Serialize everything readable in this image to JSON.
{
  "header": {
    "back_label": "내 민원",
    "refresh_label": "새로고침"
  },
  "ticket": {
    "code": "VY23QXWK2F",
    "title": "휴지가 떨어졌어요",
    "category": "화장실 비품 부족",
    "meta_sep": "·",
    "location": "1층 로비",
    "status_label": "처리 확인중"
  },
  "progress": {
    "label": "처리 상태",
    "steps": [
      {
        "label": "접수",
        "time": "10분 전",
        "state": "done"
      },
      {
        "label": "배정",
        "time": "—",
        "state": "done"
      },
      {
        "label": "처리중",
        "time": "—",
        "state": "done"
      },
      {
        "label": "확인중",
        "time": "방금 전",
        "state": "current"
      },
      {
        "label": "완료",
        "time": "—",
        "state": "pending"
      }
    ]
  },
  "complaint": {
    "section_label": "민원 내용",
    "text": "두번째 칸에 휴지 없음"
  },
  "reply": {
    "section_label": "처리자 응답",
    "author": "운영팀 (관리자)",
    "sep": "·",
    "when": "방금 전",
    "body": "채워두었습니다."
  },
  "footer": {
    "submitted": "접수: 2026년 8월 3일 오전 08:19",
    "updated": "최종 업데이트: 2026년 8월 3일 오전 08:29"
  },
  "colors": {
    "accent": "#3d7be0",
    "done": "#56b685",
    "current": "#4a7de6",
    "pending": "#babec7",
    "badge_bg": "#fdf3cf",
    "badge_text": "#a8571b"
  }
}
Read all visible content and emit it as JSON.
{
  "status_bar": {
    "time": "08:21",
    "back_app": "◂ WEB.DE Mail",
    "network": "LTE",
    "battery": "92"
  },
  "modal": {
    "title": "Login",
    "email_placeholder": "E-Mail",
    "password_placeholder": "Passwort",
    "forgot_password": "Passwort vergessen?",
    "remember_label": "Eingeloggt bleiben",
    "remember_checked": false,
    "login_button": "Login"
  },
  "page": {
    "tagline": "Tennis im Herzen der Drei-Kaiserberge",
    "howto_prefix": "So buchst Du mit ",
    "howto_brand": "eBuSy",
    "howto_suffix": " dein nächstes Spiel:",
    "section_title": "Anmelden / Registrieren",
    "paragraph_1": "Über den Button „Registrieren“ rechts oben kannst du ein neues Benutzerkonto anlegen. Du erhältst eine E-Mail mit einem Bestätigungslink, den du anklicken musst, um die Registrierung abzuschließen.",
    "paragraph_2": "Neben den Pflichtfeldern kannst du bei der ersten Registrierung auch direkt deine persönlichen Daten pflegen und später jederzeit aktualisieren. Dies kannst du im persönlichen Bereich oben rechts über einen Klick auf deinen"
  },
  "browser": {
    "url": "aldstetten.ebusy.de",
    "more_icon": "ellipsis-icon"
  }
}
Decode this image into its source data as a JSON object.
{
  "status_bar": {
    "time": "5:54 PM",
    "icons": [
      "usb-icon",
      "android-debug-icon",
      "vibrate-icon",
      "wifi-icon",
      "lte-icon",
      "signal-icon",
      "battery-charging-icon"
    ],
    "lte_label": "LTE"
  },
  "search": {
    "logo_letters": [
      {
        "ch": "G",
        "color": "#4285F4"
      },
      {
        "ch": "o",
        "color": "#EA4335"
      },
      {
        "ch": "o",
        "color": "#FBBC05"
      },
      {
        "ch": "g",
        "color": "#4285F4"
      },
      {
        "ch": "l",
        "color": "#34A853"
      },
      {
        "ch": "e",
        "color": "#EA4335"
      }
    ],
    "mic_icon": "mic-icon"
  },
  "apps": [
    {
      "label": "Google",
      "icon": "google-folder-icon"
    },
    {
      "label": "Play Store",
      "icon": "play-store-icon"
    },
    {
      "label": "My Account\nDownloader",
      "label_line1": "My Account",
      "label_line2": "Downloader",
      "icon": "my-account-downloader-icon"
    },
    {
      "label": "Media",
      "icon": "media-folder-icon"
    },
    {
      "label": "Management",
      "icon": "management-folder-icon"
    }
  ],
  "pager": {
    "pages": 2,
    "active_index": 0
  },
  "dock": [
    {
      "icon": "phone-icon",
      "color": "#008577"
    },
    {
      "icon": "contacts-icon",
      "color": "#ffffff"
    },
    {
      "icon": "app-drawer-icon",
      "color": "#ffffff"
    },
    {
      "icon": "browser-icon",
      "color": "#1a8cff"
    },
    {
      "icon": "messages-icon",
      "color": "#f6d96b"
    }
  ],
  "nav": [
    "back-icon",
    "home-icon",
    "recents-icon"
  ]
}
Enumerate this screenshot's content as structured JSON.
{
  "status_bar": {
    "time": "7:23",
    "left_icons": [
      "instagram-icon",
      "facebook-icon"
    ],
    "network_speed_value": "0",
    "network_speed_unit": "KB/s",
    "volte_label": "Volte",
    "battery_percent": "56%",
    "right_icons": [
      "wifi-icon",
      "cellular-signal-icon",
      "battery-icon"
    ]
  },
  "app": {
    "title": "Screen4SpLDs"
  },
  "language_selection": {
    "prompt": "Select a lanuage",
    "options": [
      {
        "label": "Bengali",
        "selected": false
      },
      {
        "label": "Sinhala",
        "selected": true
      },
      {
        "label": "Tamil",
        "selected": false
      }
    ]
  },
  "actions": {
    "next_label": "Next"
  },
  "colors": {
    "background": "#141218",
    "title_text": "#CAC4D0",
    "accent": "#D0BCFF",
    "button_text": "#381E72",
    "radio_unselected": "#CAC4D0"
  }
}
-- -- --
## EXERCISE INSTRUCTIONS:
Provide all the records again, word for word.

## SOLUTION:
Serialize everything readable in this image to JSON.
{
  "header": {
    "back_label": "내 민원",
    "refresh_label": "새로고침"
  },
  "ticket": {
    "code": "VY23QXWK2F",
    "title": "휴지가 떨어졌어요",
    "category": "화장실 비품 부족",
    "meta_sep": "·",
    "location": "1층 로비",
    "status_label": "처리 확인중"
  },
  "progress": {
    "label": "처리 상태",
    "steps": [
      {
        "label": "접수",
        "time": "10분 전",
        "state": "done"
      },
      {
        "label": "배정",
        "time": "—",
        "state": "done"
      },
      {
        "label": "처리중",
        "time": "—",
        "state": "done"
      },
      {
        "label": "확인중",
        "time": "방금 전",
        "state": "current"
      },
      {
        "label": "완료",
        "time": "—",
        "state": "pending"
      }
    ]
  },
  "complaint": {
    "section_label": "민원 내용",
    "text": "두번째 칸에 휴지 없음"
  },
  "reply": {
    "section_label": "처리자 응답",
    "author": "운영팀 (관리자)",
    "sep": "·",
    "when": "방금 전",
    "body": "채워두었습니다."
  },
  "footer": {
    "submitted": "접수: 2026년 8월 3일 오전 08:19",
    "updated": "최종 업데이트: 2026년 8월 3일 오전 08:29"
  },
  "colors": {
    "accent": "#3d7be0",
    "done": "#56b685",
    "current": "#4a7de6",
    "pending": "#babec7",
    "badge_bg": "#fdf3cf",
    "badge_text": "#a8571b"
  }
}
Read all visible content and emit it as JSON.
{
  "status_bar": {
    "time": "08:21",
    "back_app": "◂ WEB.DE Mail",
    "network": "LTE",
    "battery": "92"
  },
  "modal": {
    "title": "Login",
    "email_placeholder": "E-Mail",
    "password_placeholder": "Passwort",
    "forgot_password": "Passwort vergessen?",
    "remember_label": "Eingeloggt bleiben",
    "remember_checked": false,
    "login_button": "Login"
  },
  "page": {
    "tagline": "Tennis im Herzen der Drei-Kaiserberge",
    "howto_prefix": "So buchst Du mit ",
    "howto_brand": "eBuSy",
    "howto_suffix": " dein nächstes Spiel:",
    "section_title": "Anmelden / Registrieren",
    "paragraph_1": "Über den Button „Registrieren“ rechts oben kannst du ein neues Benutzerkonto anlegen. Du erhältst eine E-Mail mit einem Bestätigungslink, den du anklicken musst, um die Registrierung abzuschließen.",
    "paragraph_2": "Neben den Pflichtfeldern kannst du bei der ersten Registrierung auch direkt deine persönlichen Daten pflegen und später jederzeit aktualisieren. Dies kannst du im persönlichen Bereich oben rechts über einen Klick auf deinen"
  },
  "browser": {
    "url": "aldstetten.ebusy.de",
    "more_icon": "ellipsis-icon"
  }
}
Decode this image into its source data as a JSON object.
{
  "status_bar": {
    "time": "5:54 PM",
    "icons": [
      "usb-icon",
      "android-debug-icon",
      "vibrate-icon",
      "wifi-icon",
      "lte-icon",
      "signal-icon",
      "battery-charging-icon"
    ],
    "lte_label": "LTE"
  },
  "search": {
    "logo_letters": [
      {
        "ch": "G",
        "color": "#4285F4"
      },
      {
        "ch": "o",
        "color": "#EA4335"
      },
      {
        "ch": "o",
        "color": "#FBBC05"
      },
      {
        "ch": "g",
        "color": "#4285F4"
      },
      {
        "ch": "l",
        "color": "#34A853"
      },
      {
        "ch": "e",
        "color": "#EA4335"
      }
    ],
    "mic_icon": "mic-icon"
  },
  "apps": [
    {
      "label": "Google",
      "icon": "google-folder-icon"
    },
    {
      "label": "Play Store",
      "icon": "play-store-icon"
    },
    {
      "label": "My Account\nDownloader",
      "label_line1": "My Account",
      "label_line2": "Downloader",
      "icon": "my-account-downloader-icon"
    },
    {
      "label": "Media",
      "icon": "media-folder-icon"
    },
    {
      "label": "Management",
      "icon": "management-folder-icon"
    }
  ],
  "pager": {
    "pages": 2,
    "active_index": 0
  },
  "dock": [
    {
      "icon": "phone-icon",
      "color": "#008577"
    },
    {
      "icon": "contacts-icon",
      "color": "#ffffff"
    },
    {
      "icon": "app-drawer-icon",
      "color": "#ffffff"
    },
    {
      "icon": "browser-icon",
      "color": "#1a8cff"
    },
    {
      "icon": "messages-icon",
      "color": "#f6d96b"
    }
  ],
  "nav": [
    "back-icon",
    "home-icon",
    "recents-icon"
  ]
}
Enumerate this screenshot's content as structured JSON.
{
  "status_bar": {
    "time": "7:23",
    "left_icons": [
      "instagram-icon",
      "facebook-icon"
    ],
    "network_speed_value": "0",
    "network_speed_unit": "KB/s",
    "volte_label": "Volte",
    "battery_percent": "56%",
    "right_icons": [
      "wifi-icon",
      "cellular-signal-icon",
      "battery-icon"
    ]
  },
  "app": {
    "title": "Screen4SpLDs"
  },
  "language_selection": {
    "prompt": "Select a lanuage",
    "options": [
      {
        "label": "Bengali",
        "selected": false
      },
      {
        "label": "Sinhala",
        "selected": true
      },
      {
        "label": "Tamil",
        "selected": false
      }
    ]
  },
  "actions": {
    "next_label": "Next"
  },
  "colors": {
    "background": "#141218",
    "title_text": "#CAC4D0",
    "accent": "#D0BCFF",
    "button_text": "#381E72",
    "radio_unselected": "#CAC4D0"
  }
}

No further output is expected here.